### Set problem:
Copy the lines below word for word, beginning at the line that has "List UI elements" and stopping after the line that has "payment-notes: · 2006년".

### Dataset entries:
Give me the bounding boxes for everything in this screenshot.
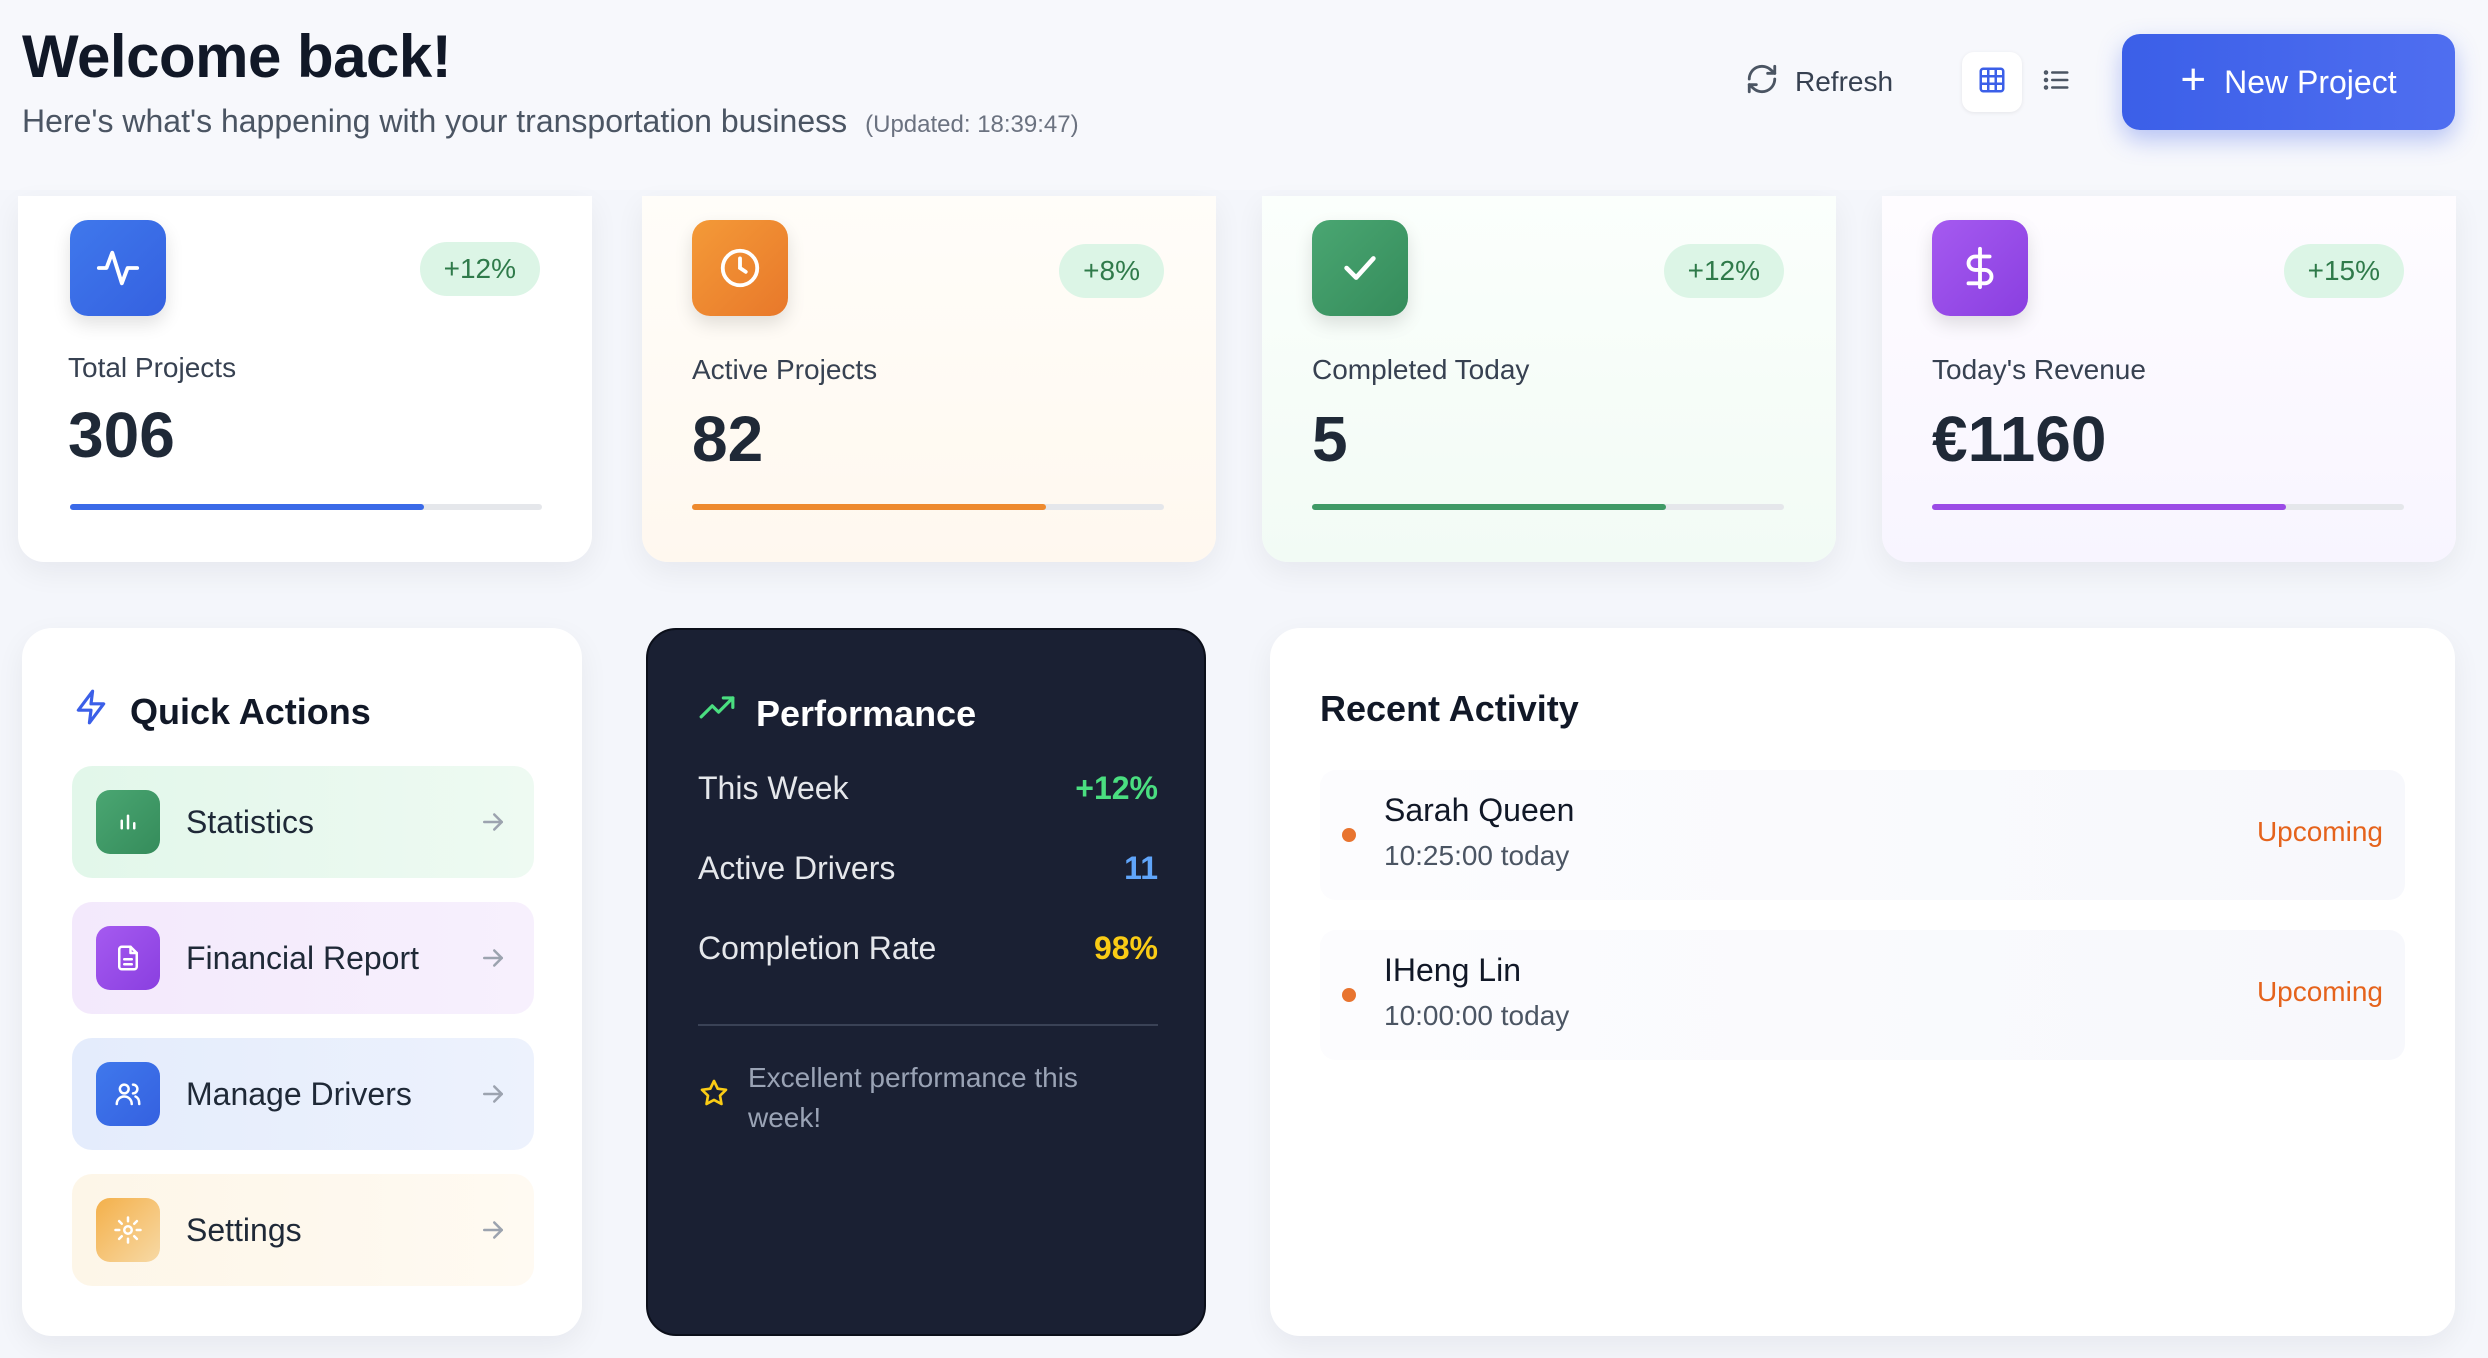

* * *

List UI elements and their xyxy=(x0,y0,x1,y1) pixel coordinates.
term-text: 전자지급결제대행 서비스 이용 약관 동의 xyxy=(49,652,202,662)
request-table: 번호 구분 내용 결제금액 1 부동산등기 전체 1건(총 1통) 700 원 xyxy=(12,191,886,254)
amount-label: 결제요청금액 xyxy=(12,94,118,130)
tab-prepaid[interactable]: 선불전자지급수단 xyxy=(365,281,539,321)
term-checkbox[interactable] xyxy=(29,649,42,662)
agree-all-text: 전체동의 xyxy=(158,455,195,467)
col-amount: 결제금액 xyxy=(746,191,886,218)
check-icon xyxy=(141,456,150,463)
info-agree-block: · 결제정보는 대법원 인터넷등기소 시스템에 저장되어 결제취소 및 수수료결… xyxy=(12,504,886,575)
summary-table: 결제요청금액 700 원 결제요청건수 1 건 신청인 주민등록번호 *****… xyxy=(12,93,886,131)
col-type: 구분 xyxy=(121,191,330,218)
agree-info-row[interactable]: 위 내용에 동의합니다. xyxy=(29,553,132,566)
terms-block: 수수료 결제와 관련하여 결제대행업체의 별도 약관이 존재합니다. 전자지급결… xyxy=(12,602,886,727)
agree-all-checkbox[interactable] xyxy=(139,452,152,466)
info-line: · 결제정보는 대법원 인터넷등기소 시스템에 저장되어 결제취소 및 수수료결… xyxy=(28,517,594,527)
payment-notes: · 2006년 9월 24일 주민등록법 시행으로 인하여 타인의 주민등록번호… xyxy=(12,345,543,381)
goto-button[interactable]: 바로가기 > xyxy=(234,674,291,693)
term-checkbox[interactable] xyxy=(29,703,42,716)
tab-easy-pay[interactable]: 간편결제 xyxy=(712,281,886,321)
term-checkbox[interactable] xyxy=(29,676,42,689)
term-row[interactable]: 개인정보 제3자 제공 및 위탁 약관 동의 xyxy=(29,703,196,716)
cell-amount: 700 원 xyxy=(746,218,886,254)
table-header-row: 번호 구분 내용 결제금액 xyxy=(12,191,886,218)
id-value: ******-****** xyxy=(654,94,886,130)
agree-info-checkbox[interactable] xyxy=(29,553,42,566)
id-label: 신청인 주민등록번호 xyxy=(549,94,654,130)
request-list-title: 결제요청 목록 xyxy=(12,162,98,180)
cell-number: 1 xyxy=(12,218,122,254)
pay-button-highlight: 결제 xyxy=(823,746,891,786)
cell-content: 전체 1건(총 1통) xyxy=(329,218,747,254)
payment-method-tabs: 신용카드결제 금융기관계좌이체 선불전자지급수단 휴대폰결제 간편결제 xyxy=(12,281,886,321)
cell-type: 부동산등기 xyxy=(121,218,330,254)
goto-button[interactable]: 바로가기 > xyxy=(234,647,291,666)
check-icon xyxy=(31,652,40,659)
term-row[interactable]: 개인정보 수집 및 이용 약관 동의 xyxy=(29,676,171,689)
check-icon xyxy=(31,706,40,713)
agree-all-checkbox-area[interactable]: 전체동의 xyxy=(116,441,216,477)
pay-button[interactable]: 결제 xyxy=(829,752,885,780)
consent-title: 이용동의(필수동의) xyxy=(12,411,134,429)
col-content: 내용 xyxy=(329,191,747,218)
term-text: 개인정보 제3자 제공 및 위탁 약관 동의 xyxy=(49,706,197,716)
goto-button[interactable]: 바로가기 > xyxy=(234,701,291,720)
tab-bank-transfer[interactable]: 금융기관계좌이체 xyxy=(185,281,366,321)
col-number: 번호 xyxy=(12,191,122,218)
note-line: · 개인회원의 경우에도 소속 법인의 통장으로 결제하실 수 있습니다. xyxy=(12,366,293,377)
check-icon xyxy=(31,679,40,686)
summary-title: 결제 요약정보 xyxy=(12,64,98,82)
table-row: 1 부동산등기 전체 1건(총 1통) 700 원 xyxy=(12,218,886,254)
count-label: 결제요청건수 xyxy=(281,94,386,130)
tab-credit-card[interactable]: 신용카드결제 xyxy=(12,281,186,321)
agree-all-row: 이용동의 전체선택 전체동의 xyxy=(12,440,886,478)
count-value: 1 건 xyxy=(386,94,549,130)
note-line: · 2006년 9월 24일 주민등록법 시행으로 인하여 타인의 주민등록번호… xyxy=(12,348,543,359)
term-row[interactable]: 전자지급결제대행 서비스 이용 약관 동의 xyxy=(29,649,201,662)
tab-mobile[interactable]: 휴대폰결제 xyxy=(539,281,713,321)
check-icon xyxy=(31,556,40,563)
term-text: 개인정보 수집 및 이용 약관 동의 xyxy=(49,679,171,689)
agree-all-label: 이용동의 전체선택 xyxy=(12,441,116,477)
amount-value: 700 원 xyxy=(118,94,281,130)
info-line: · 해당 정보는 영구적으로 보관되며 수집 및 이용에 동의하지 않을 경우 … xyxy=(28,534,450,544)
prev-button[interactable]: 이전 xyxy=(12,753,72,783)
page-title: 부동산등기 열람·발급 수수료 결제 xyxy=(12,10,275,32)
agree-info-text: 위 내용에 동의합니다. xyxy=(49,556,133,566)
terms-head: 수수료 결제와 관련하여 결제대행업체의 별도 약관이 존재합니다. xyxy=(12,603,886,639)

### Written answer:
List UI elements and their xyxy=(x0,y0,x1,y1) pixel coordinates.
term-text: 전자지급결제대행 서비스 이용 약관 동의 xyxy=(49,652,202,662)
request-table: 번호 구분 내용 결제금액 1 부동산등기 전체 1건(총 1통) 700 원 xyxy=(12,191,886,254)
amount-label: 결제요청금액 xyxy=(12,94,118,130)
tab-prepaid[interactable]: 선불전자지급수단 xyxy=(365,281,539,321)
term-checkbox[interactable] xyxy=(29,649,42,662)
agree-all-text: 전체동의 xyxy=(158,455,195,467)
col-amount: 결제금액 xyxy=(746,191,886,218)
check-icon xyxy=(141,456,150,463)
info-agree-block: · 결제정보는 대법원 인터넷등기소 시스템에 저장되어 결제취소 및 수수료결… xyxy=(12,504,886,575)
summary-table: 결제요청금액 700 원 결제요청건수 1 건 신청인 주민등록번호 *****… xyxy=(12,93,886,131)
col-type: 구분 xyxy=(121,191,330,218)
agree-info-row[interactable]: 위 내용에 동의합니다. xyxy=(29,553,132,566)
terms-block: 수수료 결제와 관련하여 결제대행업체의 별도 약관이 존재합니다. 전자지급결… xyxy=(12,602,886,727)
agree-all-checkbox[interactable] xyxy=(139,452,152,466)
info-line: · 결제정보는 대법원 인터넷등기소 시스템에 저장되어 결제취소 및 수수료결… xyxy=(28,517,594,527)
payment-notes: · 2006년 9월 24일 주민등록법 시행으로 인하여 타인의 주민등록번호… xyxy=(12,345,543,381)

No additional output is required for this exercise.